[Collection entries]
▼▼▼
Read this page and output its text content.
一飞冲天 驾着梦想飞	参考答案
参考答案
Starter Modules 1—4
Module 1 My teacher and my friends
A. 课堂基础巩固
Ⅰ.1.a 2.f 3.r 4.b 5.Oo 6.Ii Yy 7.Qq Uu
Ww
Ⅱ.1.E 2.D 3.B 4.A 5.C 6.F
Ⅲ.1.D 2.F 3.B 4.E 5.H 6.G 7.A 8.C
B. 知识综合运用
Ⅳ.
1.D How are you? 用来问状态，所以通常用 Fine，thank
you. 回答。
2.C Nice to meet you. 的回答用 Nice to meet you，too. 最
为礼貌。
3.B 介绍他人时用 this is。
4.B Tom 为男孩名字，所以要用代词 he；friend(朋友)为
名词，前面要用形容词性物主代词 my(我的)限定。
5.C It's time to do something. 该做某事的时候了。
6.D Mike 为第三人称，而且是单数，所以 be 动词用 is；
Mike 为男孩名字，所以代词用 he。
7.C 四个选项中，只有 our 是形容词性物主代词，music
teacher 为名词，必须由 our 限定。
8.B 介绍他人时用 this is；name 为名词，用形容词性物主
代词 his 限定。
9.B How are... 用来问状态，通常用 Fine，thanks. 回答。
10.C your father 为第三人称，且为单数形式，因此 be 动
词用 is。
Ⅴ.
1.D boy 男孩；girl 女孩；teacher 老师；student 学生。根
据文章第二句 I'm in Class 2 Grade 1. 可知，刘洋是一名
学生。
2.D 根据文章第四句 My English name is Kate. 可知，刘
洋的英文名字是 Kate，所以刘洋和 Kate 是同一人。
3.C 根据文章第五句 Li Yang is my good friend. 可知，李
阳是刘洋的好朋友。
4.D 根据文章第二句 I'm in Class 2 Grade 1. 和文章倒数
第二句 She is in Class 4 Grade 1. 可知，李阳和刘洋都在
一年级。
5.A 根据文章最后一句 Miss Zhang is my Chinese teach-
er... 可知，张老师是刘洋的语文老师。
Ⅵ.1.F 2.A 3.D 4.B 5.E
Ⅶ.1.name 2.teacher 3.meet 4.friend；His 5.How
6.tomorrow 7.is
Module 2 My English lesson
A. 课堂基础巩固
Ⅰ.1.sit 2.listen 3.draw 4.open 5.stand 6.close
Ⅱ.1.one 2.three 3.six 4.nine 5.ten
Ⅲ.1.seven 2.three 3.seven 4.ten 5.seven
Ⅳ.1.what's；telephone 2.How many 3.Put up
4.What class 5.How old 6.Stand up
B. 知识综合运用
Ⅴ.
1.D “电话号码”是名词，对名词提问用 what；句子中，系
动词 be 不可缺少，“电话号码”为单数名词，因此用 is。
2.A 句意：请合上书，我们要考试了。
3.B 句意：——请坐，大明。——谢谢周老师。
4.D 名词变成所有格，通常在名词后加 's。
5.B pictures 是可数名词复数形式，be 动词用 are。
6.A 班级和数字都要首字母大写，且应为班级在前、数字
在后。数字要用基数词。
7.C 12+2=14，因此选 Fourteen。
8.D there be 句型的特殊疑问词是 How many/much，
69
▲▲▲
▸ What is asked: Report how many lines in the records above contain the word "为男孩名字", giving only the number.

▸ Output of the exercise: 2